TASK INSTRUCTIONS
Scan the listing below for the word "this" and state how many lines hold it. Write nothing but the number.
# start of SOURCE MATERIAL
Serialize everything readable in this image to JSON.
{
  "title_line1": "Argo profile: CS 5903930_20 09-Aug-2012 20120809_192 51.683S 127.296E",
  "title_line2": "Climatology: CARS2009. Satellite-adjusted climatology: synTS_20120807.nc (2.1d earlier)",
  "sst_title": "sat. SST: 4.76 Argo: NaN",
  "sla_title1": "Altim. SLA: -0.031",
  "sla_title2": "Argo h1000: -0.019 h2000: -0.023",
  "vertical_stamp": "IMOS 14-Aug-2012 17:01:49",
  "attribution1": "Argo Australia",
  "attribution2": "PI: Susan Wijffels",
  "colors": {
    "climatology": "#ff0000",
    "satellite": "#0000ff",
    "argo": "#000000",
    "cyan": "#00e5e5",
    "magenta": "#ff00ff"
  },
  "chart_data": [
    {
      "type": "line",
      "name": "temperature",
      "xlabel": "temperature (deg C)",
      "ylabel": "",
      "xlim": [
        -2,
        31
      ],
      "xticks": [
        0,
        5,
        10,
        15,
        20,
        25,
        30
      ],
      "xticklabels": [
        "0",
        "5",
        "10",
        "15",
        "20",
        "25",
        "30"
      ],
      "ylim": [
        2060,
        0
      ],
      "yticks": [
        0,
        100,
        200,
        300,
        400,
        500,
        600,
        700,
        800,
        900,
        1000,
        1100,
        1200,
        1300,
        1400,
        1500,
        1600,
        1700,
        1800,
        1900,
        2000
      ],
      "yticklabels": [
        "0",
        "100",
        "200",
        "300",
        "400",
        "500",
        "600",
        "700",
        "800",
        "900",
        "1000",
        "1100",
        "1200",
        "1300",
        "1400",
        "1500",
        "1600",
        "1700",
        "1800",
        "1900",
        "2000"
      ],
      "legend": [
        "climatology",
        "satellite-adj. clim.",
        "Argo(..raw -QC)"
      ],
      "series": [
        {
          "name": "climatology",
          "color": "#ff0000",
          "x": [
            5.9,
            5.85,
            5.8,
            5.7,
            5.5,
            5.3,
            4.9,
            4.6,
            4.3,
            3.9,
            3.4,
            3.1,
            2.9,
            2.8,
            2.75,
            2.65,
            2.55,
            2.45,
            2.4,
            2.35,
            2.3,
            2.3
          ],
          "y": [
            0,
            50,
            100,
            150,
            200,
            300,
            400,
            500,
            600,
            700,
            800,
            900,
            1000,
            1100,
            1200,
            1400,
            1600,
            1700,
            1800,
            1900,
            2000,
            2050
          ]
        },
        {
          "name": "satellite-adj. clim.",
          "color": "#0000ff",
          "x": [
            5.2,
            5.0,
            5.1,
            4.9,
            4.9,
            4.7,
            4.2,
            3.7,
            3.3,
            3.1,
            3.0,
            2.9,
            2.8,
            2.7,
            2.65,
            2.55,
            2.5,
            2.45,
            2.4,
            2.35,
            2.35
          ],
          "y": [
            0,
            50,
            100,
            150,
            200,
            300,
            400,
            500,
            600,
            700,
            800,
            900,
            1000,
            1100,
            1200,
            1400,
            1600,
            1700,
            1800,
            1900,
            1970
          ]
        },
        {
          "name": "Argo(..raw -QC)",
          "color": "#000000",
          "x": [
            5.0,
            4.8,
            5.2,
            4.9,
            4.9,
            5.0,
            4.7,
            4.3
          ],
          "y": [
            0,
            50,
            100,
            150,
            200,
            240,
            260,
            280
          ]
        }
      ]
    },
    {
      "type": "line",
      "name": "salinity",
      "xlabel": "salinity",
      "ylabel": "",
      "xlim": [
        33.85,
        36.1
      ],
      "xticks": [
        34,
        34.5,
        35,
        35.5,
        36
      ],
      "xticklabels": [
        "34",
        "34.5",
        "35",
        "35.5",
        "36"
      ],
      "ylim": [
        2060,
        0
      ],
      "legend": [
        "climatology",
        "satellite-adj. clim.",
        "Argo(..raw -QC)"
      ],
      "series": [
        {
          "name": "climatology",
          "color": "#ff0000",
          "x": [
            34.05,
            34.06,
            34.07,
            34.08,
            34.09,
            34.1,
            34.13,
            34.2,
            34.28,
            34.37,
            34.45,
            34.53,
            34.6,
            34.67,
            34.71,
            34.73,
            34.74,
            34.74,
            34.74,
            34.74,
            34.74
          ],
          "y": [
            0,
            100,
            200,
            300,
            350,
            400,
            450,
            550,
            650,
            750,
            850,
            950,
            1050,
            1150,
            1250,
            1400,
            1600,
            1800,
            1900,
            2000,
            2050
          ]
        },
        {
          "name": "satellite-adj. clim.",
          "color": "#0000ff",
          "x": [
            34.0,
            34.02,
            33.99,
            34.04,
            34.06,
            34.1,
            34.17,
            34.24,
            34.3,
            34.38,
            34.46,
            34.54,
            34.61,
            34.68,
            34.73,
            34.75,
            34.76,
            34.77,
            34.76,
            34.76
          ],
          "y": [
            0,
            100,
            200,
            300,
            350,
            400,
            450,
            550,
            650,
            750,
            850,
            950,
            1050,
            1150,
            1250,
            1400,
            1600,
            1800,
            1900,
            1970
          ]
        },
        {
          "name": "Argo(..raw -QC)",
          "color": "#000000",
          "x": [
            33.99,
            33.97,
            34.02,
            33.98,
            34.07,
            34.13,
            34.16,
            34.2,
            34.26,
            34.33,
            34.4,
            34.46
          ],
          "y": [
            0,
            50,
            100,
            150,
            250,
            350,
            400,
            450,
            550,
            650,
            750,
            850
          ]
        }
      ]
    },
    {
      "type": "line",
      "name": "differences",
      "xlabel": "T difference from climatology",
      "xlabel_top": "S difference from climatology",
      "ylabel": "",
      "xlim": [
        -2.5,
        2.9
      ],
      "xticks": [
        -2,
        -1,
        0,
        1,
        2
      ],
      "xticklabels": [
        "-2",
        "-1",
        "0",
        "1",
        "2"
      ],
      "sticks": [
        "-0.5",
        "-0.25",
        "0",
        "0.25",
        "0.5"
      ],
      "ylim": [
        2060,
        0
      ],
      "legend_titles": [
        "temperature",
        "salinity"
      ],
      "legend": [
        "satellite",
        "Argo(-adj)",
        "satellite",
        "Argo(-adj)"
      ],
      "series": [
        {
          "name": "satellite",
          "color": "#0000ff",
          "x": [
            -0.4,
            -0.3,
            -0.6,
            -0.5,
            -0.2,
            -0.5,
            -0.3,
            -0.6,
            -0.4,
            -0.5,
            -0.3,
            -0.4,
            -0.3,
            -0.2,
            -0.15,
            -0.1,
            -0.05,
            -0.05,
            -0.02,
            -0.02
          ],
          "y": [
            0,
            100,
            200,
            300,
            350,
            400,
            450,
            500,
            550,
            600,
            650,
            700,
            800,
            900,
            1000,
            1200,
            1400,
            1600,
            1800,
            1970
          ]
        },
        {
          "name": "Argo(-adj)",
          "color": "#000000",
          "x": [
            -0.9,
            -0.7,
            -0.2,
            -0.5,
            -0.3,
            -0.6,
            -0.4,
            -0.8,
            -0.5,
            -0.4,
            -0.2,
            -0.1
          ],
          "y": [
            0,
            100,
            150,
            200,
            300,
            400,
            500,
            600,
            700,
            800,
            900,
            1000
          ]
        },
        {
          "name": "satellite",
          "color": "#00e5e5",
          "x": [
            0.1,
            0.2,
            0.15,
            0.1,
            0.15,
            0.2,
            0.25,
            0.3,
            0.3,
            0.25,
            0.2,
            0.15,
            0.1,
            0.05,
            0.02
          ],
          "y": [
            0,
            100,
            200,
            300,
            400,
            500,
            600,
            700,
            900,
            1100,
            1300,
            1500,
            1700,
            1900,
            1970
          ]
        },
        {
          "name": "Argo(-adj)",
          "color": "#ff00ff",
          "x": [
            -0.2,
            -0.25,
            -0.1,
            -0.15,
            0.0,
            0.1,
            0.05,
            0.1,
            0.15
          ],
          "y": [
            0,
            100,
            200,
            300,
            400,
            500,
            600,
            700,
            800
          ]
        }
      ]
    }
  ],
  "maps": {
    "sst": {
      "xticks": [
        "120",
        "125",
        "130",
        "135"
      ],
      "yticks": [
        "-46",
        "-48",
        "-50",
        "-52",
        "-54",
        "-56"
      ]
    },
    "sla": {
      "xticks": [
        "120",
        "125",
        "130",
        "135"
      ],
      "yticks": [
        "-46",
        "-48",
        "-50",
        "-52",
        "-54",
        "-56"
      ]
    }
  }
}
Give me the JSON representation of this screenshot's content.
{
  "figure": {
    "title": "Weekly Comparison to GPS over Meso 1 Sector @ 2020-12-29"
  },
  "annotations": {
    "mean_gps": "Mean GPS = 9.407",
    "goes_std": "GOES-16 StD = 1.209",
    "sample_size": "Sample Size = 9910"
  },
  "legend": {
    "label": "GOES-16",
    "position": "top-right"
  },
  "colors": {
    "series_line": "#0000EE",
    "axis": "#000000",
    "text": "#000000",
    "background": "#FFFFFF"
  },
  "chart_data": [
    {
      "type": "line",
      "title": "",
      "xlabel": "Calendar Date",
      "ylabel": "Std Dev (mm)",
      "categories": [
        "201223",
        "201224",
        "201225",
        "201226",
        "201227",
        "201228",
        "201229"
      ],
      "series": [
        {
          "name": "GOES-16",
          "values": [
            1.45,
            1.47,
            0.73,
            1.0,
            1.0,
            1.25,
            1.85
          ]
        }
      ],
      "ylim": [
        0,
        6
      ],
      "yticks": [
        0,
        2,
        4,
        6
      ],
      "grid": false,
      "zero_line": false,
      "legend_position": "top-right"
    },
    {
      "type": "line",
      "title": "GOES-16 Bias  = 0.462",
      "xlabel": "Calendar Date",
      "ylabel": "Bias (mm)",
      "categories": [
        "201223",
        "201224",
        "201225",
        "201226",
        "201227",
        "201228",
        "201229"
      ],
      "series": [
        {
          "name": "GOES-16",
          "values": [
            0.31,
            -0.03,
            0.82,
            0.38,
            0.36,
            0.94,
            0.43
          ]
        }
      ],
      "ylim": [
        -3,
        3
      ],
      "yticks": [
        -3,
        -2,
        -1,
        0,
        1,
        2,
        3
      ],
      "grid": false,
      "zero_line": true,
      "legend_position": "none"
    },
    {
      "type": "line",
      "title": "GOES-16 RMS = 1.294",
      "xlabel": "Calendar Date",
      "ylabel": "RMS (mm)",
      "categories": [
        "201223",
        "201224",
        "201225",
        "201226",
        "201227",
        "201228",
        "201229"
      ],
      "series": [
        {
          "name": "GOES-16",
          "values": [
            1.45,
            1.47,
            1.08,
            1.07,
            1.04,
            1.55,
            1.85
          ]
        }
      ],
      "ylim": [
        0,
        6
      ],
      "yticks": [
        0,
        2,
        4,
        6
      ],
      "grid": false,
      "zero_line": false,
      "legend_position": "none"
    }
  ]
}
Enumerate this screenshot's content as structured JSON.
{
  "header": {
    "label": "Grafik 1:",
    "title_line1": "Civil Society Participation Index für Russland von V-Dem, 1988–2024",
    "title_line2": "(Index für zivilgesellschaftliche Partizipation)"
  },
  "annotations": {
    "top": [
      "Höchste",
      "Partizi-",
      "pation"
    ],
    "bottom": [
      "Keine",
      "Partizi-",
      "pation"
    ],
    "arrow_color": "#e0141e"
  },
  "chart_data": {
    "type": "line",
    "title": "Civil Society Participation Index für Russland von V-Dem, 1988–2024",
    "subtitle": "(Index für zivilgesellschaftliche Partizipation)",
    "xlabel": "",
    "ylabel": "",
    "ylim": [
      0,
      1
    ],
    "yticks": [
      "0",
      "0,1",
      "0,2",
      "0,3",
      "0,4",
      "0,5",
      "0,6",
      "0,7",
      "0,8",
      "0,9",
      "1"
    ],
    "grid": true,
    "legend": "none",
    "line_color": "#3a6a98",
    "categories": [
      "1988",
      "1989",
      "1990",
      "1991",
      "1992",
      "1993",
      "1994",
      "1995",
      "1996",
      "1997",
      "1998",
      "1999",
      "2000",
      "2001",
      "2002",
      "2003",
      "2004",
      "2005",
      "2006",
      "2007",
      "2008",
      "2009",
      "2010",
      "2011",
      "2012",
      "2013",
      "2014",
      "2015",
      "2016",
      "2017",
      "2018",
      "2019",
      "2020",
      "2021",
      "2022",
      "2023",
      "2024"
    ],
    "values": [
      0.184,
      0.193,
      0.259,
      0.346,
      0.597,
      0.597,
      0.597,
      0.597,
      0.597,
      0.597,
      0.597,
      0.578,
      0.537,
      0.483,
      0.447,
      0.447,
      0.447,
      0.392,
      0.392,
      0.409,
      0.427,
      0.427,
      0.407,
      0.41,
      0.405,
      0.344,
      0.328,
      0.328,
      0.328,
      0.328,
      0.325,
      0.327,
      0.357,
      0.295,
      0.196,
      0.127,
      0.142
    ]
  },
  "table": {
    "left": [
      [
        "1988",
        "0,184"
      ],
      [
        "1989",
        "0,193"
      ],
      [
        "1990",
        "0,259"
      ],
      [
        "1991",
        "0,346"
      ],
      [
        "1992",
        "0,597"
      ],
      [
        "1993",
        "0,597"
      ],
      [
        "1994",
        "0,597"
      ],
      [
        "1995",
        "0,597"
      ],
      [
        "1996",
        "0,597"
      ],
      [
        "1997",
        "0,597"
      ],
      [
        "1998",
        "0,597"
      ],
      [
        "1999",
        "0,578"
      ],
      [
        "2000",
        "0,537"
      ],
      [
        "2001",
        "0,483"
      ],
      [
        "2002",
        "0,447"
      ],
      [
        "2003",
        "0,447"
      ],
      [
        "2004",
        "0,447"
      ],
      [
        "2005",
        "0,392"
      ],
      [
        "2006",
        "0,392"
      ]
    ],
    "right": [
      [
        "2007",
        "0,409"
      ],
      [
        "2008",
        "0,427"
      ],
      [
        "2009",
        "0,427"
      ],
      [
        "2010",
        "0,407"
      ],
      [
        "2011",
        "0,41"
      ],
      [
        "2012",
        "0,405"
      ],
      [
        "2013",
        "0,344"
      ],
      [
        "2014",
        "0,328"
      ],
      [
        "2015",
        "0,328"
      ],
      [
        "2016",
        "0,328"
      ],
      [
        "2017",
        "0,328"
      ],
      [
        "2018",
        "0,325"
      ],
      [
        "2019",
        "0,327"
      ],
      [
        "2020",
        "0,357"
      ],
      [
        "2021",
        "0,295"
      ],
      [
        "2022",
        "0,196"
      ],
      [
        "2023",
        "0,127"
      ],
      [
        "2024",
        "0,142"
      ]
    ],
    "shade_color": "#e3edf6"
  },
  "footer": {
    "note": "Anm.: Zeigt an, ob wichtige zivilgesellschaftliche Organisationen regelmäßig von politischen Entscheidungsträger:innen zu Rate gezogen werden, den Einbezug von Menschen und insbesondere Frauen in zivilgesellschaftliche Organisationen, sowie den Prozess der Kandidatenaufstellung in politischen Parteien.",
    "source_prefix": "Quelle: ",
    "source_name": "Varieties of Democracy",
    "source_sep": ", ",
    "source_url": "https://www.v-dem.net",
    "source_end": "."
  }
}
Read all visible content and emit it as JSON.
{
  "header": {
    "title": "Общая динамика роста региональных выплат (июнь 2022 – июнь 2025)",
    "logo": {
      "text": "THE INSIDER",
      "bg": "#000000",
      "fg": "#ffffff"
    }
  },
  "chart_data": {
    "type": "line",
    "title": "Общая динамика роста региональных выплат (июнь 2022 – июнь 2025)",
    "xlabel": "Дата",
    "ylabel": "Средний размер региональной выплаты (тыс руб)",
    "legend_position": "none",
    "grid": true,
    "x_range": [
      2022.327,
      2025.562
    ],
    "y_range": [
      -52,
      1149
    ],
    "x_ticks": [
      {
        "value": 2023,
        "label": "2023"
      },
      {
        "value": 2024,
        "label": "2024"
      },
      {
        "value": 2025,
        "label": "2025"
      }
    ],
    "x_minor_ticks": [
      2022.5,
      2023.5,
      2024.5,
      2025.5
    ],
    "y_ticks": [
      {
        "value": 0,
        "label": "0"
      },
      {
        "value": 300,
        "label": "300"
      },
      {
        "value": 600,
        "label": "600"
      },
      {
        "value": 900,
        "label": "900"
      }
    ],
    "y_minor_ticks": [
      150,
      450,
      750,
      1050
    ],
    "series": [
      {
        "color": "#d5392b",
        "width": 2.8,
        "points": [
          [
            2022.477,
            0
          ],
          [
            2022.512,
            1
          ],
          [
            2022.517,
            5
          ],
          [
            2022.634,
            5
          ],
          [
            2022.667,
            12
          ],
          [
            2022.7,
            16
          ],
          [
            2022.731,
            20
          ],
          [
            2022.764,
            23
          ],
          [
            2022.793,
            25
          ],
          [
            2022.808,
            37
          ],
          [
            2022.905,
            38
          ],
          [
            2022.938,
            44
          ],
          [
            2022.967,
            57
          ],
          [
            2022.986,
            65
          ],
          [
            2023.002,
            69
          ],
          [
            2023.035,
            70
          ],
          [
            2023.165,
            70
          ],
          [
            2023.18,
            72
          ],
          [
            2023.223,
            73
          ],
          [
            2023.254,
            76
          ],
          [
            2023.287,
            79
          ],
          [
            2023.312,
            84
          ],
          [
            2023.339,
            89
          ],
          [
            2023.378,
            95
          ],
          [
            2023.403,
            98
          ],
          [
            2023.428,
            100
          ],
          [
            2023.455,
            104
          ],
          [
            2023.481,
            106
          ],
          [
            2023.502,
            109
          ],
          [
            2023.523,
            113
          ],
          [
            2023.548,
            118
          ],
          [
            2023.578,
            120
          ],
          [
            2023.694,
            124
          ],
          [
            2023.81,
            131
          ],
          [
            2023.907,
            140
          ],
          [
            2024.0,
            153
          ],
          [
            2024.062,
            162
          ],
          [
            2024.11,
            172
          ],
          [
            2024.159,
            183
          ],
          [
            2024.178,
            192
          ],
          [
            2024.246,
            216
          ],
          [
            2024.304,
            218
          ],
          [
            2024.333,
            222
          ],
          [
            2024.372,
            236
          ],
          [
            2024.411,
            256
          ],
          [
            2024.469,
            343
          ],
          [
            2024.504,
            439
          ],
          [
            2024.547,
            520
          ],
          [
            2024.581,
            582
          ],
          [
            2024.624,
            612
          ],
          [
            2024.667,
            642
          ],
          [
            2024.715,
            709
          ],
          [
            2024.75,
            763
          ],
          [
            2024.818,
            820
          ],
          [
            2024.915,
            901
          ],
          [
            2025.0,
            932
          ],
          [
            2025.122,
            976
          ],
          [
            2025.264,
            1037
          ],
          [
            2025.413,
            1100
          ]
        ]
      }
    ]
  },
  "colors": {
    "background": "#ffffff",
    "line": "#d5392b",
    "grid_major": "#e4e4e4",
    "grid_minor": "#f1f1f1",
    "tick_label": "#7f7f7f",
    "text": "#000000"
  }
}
# end of SOURCE MATERIAL
ANSWER IN FULL
3